INPUT FOR THIS TASK:
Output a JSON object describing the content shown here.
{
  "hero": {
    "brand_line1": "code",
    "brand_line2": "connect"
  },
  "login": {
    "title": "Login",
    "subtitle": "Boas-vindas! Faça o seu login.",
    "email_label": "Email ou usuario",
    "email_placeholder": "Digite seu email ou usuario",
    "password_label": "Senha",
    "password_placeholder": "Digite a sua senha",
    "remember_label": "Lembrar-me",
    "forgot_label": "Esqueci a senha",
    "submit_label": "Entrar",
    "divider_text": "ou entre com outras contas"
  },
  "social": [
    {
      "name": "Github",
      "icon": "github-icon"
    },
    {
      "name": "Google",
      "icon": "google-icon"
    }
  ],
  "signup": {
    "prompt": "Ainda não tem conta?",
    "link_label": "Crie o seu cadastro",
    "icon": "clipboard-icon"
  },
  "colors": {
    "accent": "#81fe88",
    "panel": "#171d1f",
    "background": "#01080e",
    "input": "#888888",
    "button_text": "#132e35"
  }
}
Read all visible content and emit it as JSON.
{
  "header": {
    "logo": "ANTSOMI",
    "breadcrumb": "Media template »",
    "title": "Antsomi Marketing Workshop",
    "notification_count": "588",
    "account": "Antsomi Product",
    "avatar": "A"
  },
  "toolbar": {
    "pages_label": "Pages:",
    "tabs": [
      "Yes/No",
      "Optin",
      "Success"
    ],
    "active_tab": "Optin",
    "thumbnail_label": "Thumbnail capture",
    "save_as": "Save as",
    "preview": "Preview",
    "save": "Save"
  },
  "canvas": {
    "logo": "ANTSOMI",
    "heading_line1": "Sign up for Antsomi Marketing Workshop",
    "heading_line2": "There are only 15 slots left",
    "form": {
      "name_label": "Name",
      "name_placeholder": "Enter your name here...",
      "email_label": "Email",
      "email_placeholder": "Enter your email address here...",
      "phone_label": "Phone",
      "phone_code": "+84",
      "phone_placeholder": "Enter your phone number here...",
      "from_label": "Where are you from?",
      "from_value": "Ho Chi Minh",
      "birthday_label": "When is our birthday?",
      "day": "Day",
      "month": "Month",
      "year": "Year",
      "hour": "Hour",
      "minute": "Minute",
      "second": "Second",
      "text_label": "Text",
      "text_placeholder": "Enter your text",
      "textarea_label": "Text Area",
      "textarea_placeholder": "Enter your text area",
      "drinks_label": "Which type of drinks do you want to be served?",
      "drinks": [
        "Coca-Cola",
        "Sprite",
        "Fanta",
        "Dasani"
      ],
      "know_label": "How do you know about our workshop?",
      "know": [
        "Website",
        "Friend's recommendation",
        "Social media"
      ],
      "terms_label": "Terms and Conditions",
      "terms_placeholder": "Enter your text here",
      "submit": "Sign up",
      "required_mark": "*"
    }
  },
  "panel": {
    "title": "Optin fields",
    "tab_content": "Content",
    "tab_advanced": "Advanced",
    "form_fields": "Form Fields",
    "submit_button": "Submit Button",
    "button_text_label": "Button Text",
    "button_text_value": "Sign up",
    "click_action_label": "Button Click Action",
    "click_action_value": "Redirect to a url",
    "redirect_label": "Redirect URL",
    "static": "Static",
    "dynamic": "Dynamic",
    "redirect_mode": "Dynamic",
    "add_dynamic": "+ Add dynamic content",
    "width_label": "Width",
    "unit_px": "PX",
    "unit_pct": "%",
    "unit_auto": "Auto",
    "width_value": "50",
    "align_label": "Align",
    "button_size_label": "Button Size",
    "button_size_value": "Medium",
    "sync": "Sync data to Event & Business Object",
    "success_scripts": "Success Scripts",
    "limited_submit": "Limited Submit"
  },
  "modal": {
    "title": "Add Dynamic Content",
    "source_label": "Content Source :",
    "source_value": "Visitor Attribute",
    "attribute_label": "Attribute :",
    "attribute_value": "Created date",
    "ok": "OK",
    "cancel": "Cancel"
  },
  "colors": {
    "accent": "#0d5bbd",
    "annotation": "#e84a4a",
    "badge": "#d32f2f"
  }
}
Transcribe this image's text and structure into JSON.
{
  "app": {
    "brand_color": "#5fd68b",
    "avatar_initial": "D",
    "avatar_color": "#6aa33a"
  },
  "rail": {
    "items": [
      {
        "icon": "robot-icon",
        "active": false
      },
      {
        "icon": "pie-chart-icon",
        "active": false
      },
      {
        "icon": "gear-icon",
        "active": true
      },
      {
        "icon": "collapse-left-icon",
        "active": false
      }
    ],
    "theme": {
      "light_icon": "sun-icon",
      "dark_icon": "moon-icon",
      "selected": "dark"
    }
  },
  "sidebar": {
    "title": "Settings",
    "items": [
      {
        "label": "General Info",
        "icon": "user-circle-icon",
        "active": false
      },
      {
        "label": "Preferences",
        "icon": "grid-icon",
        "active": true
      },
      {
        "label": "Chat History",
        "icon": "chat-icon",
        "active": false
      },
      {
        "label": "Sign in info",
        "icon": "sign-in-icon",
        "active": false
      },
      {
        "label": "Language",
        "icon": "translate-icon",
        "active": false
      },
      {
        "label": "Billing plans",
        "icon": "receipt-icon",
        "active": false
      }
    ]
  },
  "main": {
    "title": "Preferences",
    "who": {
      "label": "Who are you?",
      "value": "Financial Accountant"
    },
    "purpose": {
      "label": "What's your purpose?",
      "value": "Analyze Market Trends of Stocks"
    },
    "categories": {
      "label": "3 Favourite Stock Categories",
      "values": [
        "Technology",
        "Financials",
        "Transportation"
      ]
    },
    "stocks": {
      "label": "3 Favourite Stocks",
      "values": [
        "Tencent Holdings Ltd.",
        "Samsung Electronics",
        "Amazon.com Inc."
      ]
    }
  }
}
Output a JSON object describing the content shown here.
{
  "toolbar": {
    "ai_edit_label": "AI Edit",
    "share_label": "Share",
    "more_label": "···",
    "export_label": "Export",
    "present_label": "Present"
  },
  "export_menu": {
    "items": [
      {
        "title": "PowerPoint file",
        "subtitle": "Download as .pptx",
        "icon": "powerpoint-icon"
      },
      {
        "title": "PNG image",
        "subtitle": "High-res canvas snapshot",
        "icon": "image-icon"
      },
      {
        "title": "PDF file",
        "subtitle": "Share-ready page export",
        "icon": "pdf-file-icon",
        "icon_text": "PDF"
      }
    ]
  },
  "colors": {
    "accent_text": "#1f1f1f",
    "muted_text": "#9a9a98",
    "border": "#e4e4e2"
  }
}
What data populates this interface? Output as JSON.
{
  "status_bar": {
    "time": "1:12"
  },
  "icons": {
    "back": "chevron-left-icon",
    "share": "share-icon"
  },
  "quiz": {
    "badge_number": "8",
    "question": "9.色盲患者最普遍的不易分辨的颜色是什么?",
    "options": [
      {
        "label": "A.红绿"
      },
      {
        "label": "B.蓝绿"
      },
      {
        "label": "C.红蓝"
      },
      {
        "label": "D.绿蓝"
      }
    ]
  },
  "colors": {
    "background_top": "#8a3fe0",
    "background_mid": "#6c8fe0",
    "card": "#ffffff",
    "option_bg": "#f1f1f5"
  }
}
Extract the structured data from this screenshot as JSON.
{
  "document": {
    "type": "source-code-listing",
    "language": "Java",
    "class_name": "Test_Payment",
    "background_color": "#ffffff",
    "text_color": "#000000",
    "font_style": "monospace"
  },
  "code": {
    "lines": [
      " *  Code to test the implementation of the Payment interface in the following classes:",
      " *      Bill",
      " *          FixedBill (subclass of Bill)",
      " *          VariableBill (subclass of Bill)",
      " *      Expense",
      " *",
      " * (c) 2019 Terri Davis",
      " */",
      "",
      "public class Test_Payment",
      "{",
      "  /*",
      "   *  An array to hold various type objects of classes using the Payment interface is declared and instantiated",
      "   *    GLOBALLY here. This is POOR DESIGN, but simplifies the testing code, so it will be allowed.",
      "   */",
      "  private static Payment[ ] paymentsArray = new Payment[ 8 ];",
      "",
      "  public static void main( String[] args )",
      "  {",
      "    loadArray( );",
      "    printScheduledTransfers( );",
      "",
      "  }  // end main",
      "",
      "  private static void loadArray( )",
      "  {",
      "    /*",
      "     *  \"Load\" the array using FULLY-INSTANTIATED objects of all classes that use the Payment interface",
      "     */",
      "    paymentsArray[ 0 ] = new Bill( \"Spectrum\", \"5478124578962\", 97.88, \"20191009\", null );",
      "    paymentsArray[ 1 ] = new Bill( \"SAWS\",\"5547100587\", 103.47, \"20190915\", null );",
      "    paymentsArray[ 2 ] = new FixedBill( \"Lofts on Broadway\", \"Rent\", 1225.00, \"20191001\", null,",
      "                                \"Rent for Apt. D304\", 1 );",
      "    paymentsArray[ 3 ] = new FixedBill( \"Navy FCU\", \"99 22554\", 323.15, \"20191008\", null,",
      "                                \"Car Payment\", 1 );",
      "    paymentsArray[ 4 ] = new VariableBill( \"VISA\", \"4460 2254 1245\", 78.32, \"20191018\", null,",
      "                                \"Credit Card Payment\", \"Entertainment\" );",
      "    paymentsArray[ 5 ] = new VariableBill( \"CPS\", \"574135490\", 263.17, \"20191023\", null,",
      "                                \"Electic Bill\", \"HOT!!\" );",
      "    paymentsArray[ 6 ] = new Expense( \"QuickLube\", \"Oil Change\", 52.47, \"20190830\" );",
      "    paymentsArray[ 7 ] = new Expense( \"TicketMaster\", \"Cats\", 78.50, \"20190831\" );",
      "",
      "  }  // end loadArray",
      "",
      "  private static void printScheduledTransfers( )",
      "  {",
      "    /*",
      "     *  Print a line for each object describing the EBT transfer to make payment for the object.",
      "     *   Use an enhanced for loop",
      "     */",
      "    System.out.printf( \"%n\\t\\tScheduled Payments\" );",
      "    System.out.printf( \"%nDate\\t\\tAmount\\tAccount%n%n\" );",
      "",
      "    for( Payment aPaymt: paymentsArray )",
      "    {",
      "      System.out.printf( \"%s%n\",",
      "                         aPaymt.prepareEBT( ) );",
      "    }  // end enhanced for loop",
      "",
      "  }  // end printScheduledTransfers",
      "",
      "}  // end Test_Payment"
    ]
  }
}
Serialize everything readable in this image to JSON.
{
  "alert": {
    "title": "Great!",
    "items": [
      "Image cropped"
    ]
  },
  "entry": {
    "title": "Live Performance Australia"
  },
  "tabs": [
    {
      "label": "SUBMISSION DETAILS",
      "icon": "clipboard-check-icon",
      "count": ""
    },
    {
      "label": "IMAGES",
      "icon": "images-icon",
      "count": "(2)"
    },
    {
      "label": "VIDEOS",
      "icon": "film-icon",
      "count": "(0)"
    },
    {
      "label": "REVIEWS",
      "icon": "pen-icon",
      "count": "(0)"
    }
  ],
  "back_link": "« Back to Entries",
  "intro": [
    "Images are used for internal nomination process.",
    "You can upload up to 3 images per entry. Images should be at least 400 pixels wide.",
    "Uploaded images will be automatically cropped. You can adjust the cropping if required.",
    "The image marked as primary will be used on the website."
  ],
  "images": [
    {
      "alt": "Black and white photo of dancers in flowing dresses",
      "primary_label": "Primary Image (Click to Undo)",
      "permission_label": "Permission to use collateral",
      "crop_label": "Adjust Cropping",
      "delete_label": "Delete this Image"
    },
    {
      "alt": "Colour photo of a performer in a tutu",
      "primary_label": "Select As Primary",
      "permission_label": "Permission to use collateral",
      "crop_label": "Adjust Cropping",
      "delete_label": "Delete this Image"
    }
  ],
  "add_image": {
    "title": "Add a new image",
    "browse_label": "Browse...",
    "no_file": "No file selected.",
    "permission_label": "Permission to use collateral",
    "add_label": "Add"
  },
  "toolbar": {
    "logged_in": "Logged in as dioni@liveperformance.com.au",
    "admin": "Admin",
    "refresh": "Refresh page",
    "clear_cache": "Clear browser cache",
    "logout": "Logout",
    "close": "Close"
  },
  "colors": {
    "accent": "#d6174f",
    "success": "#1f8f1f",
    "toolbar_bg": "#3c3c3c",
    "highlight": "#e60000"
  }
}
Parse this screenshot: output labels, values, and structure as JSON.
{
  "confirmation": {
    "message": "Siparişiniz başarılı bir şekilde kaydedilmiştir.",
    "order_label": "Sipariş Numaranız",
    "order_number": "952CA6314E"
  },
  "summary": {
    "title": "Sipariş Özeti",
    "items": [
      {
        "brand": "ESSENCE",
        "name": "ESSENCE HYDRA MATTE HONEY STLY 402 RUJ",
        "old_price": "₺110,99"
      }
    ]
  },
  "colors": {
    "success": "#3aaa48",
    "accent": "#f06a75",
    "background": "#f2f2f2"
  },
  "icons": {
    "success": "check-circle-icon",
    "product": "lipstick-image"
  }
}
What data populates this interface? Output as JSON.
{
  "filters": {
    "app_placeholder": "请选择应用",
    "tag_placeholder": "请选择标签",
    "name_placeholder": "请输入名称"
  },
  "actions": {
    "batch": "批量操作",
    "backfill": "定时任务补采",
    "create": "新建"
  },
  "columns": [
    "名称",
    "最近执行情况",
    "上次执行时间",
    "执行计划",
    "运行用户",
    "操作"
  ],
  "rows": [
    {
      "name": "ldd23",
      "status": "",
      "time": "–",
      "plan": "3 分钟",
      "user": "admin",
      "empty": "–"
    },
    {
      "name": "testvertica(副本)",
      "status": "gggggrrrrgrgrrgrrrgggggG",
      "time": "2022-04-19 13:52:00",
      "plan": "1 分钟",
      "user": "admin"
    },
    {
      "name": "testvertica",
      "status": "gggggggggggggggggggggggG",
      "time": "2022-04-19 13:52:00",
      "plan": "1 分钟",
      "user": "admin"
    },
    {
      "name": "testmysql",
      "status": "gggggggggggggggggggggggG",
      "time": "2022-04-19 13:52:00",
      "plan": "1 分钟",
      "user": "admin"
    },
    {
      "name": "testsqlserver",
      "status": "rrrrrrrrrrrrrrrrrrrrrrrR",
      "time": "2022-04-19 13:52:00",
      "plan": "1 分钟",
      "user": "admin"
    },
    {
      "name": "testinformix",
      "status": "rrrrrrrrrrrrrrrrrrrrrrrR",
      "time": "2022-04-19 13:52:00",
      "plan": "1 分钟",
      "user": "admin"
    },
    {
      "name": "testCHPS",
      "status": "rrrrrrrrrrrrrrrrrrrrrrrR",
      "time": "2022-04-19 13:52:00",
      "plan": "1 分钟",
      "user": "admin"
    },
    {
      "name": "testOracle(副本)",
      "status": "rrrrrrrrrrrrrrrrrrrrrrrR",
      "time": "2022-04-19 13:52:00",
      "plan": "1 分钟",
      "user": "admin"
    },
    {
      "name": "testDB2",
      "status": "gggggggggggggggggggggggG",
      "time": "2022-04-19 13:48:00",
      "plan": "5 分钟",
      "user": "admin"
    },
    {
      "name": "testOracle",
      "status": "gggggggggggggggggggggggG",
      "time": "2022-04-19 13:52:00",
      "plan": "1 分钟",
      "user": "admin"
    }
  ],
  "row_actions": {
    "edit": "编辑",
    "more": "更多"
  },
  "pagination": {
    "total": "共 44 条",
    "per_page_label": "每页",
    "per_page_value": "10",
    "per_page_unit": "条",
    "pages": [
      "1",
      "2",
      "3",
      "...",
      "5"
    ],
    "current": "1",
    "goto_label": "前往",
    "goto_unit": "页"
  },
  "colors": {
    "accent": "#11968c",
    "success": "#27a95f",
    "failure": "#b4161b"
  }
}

EXERCISE: Using the data above, copy each line that contains "Favourite".

THE SOLUTION:
      "label": "3 Favourite Stock Categories",
      "label": "3 Favourite Stocks",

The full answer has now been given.